# WHAT THE TASK REQUIRES
How many lines hold the string "Recommended"? Give only the number.

[START OF THE RECORDS]

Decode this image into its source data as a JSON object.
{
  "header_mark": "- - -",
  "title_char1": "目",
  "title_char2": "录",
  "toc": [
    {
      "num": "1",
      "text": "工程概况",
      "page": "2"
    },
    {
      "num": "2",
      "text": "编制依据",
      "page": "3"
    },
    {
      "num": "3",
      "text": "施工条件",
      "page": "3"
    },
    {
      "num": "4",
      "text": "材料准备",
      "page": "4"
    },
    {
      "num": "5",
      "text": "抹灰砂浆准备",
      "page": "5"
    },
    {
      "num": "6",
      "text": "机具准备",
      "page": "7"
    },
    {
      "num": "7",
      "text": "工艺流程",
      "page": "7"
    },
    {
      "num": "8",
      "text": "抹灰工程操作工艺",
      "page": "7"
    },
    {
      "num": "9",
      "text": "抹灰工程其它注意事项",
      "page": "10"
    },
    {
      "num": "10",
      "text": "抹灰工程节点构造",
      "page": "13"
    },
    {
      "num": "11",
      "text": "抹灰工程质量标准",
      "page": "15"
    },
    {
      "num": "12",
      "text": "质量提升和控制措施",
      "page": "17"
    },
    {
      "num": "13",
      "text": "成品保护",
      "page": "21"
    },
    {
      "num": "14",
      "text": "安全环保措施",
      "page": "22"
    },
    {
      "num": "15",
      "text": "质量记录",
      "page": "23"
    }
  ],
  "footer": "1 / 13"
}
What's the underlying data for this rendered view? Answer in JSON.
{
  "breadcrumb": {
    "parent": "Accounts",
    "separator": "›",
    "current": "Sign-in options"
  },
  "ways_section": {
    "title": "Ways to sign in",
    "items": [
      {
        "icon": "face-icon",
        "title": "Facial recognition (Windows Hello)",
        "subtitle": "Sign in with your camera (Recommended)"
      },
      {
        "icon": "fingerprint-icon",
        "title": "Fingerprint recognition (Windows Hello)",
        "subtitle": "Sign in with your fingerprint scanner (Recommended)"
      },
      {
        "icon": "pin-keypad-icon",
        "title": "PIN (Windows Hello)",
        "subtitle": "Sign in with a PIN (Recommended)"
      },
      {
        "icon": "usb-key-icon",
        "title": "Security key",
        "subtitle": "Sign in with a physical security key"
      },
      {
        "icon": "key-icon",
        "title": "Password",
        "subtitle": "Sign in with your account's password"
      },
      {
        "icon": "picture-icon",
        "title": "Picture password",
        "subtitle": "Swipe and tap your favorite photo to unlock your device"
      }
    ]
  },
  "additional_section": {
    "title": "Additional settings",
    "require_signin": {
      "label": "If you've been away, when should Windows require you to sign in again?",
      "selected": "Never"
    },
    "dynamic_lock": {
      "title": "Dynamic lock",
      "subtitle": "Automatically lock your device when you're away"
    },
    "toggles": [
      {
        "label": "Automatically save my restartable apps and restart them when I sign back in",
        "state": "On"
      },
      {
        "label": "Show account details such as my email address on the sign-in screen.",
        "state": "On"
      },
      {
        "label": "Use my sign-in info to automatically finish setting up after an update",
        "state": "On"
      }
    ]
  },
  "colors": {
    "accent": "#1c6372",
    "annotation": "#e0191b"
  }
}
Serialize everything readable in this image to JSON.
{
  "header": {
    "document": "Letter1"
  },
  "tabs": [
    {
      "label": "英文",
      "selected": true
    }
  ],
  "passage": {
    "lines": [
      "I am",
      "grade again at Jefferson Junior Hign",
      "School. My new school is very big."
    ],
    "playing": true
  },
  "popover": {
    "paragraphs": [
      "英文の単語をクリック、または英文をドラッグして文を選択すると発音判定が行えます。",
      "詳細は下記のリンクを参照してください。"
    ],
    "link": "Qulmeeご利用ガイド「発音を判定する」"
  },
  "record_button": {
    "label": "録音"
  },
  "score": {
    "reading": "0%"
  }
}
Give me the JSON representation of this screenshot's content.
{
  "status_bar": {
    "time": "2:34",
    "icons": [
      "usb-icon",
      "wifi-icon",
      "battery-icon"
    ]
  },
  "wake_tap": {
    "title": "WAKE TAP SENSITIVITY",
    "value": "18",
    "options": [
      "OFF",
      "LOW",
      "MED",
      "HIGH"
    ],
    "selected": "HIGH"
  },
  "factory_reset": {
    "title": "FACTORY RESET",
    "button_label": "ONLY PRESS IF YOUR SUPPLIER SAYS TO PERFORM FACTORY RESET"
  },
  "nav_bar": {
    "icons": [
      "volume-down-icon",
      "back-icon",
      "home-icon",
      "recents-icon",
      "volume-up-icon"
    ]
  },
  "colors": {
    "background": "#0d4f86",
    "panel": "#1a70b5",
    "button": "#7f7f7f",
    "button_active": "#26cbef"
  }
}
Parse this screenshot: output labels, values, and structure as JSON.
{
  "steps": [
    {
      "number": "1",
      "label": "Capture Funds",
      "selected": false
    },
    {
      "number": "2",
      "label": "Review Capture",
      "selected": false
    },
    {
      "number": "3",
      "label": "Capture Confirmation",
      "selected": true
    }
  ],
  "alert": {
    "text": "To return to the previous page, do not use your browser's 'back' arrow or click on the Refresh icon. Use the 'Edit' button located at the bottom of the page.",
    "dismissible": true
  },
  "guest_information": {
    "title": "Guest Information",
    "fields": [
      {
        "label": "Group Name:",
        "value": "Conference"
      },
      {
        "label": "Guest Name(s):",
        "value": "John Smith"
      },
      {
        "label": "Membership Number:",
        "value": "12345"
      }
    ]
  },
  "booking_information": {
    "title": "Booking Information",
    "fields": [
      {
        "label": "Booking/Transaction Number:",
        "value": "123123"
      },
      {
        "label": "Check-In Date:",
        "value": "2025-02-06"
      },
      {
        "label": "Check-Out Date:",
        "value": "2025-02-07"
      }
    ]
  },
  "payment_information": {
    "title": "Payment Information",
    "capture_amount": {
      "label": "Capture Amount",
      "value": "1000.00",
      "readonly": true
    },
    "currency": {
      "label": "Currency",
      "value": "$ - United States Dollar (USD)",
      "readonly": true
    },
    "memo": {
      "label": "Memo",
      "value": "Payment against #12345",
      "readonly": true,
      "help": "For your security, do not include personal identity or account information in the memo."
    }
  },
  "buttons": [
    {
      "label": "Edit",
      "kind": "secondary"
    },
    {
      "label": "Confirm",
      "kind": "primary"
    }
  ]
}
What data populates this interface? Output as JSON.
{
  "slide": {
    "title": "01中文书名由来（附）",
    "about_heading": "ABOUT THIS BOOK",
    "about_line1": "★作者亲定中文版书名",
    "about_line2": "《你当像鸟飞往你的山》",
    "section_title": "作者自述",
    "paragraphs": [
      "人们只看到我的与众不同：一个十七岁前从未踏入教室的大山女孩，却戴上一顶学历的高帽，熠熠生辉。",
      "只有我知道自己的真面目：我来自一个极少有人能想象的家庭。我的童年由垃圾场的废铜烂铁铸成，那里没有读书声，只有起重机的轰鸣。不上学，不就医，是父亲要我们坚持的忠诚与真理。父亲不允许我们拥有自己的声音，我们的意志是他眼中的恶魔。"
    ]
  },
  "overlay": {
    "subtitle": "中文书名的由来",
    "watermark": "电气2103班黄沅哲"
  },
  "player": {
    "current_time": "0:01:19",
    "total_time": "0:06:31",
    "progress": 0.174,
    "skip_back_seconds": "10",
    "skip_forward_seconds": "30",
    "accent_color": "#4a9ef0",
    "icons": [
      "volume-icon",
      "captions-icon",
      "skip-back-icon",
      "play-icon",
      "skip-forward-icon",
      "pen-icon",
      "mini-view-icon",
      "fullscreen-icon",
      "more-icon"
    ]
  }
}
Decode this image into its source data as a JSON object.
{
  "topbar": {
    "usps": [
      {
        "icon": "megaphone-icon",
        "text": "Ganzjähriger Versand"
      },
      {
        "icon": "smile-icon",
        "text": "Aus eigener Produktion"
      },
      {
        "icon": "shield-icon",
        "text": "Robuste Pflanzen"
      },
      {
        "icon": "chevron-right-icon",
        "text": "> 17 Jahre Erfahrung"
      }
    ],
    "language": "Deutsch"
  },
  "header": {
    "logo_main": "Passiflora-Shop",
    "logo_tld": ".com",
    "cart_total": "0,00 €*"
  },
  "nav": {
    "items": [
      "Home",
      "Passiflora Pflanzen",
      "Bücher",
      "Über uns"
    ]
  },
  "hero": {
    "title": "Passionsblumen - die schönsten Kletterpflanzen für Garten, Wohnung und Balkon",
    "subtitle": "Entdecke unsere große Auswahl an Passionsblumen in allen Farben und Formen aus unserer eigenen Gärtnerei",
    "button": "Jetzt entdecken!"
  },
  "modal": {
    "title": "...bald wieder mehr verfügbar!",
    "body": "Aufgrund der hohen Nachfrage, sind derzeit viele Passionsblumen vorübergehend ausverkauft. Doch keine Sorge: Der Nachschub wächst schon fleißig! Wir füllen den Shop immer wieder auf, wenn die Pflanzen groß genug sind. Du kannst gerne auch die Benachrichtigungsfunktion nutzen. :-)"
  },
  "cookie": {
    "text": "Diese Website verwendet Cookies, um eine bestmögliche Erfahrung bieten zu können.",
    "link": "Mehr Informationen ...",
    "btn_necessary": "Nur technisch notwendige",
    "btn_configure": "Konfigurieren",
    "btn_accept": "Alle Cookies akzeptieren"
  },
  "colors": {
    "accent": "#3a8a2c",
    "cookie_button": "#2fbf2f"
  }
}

[END OF THE RECORDS]

# SOLUTION TO THIS TASK
3